Exercise details> Can you pull every line of the records below into your answer, copying each one word for word and leaving out the pictures?

Given data>
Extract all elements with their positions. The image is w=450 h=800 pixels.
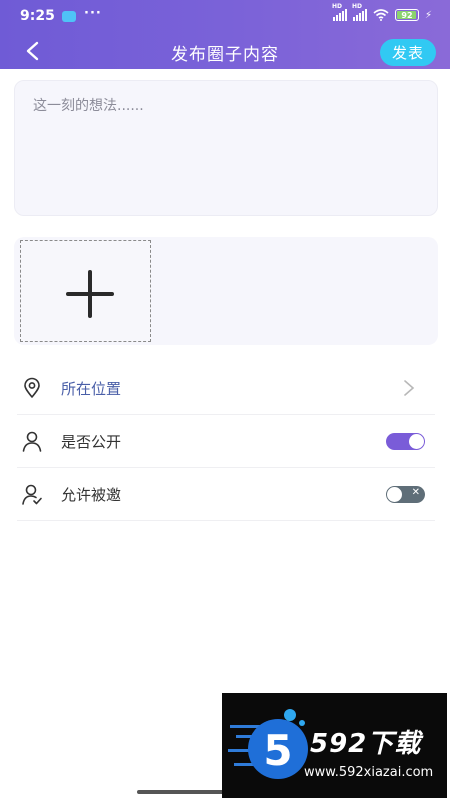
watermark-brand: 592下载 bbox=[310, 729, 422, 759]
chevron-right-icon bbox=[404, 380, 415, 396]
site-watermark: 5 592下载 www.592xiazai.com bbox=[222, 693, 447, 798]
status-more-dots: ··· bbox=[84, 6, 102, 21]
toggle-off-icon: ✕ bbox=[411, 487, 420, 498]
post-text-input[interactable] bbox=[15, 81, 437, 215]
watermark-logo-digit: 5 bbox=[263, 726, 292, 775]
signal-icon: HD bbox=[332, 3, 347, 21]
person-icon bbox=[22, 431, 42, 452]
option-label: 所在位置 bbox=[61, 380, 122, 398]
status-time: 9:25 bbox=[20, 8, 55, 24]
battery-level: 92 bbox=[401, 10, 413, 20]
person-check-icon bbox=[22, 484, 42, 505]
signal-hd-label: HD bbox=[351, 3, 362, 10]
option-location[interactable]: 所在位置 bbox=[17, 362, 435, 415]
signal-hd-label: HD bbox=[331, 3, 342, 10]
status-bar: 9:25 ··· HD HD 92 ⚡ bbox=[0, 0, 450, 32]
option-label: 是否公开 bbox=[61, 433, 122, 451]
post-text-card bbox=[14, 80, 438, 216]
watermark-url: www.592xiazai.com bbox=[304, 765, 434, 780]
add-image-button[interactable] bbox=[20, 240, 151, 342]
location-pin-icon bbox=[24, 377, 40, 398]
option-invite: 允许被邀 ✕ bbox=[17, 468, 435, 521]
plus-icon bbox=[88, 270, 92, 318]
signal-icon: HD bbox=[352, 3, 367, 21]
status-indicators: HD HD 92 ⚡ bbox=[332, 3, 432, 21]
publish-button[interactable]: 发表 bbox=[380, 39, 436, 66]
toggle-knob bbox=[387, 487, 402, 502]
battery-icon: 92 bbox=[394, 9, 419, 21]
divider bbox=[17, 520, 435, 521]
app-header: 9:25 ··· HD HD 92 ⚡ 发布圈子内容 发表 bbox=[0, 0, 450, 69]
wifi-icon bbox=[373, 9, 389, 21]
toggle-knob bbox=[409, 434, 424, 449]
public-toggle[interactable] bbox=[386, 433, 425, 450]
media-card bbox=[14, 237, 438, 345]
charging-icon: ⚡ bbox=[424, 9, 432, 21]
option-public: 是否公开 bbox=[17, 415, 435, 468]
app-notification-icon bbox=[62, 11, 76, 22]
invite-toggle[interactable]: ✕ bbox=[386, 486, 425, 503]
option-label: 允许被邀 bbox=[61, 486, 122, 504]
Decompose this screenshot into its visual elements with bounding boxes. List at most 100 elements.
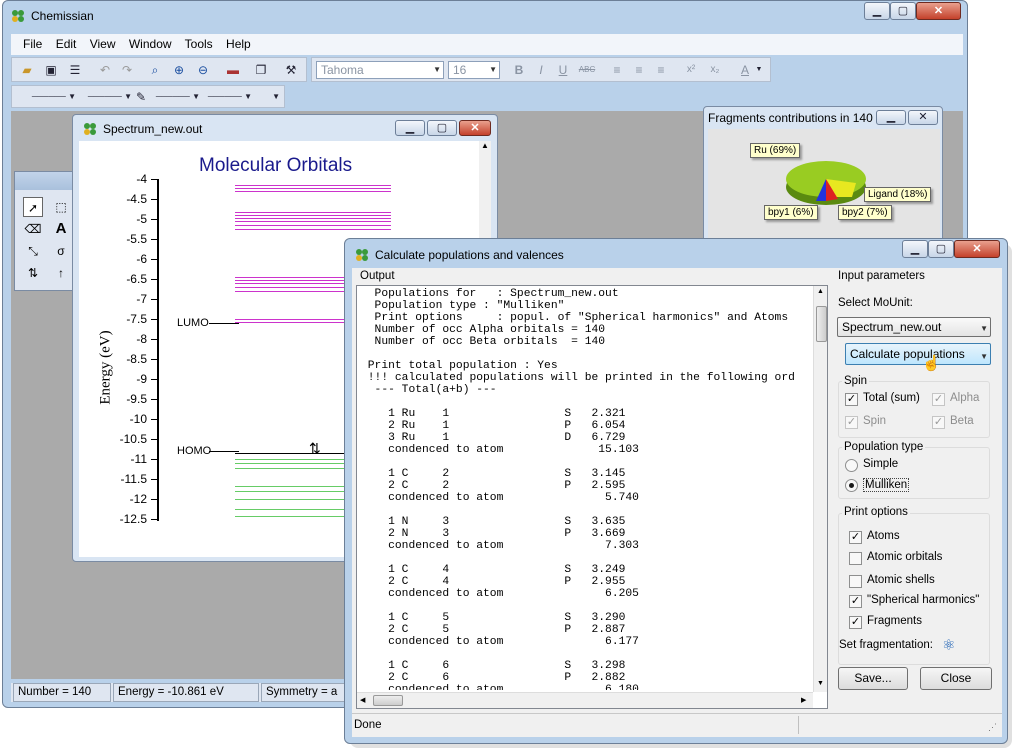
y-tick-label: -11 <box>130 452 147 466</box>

Task solution>
Extract all elements with their positions. The image is w=450 h=800 pixels.
watermark-brand: 592下载 bbox=[310, 729, 422, 759]
chevron-right-icon bbox=[404, 380, 415, 396]
site-watermark: 5 592下载 www.592xiazai.com bbox=[222, 693, 447, 798]
status-more-dots: ··· bbox=[84, 6, 102, 21]
toggle-off-icon: ✕ bbox=[411, 487, 420, 498]
post-text-input[interactable] bbox=[15, 81, 437, 215]
watermark-logo-digit: 5 bbox=[263, 726, 292, 775]
signal-icon: HD bbox=[332, 3, 347, 21]
person-icon bbox=[22, 431, 42, 452]
option-label: 所在位置 bbox=[61, 380, 122, 398]
status-time: 9:25 bbox=[20, 8, 55, 24]
battery-level: 92 bbox=[401, 10, 413, 20]
person-check-icon bbox=[22, 484, 42, 505]
signal-hd-label: HD bbox=[351, 3, 362, 10]
option-location[interactable]: 所在位置 bbox=[17, 362, 435, 415]
signal-hd-label: HD bbox=[331, 3, 342, 10]
status-bar: 9:25 ··· HD HD 92 ⚡ bbox=[0, 0, 450, 32]
option-label: 是否公开 bbox=[61, 433, 122, 451]
post-text-card bbox=[14, 80, 438, 216]
watermark-url: www.592xiazai.com bbox=[304, 765, 434, 780]
add-image-button[interactable] bbox=[20, 240, 151, 342]
location-pin-icon bbox=[24, 377, 40, 398]
option-invite: 允许被邀 ✕ bbox=[17, 468, 435, 521]
plus-icon bbox=[88, 270, 92, 318]
signal-icon: HD bbox=[352, 3, 367, 21]
status-indicators: HD HD 92 ⚡ bbox=[332, 3, 432, 21]
publish-button[interactable]: 发表 bbox=[380, 39, 436, 66]
toggle-knob bbox=[387, 487, 402, 502]
battery-icon: 92 bbox=[394, 9, 419, 21]
divider bbox=[17, 520, 435, 521]
app-header: 9:25 ··· HD HD 92 ⚡ 发布圈子内容 发表 bbox=[0, 0, 450, 69]
wifi-icon bbox=[373, 9, 389, 21]
toggle-knob bbox=[409, 434, 424, 449]
public-toggle[interactable] bbox=[386, 433, 425, 450]
media-card bbox=[14, 237, 438, 345]
charging-icon: ⚡ bbox=[424, 9, 432, 21]
option-public: 是否公开 bbox=[17, 415, 435, 468]
app-notification-icon bbox=[62, 11, 76, 22]
invite-toggle[interactable]: ✕ bbox=[386, 486, 425, 503]
option-label: 允许被邀 bbox=[61, 486, 122, 504]
Decompose this screenshot into its visual elements with bounding boxes. List at most 100 elements.
y-tick-label: -11 <box>130 452 147 466</box>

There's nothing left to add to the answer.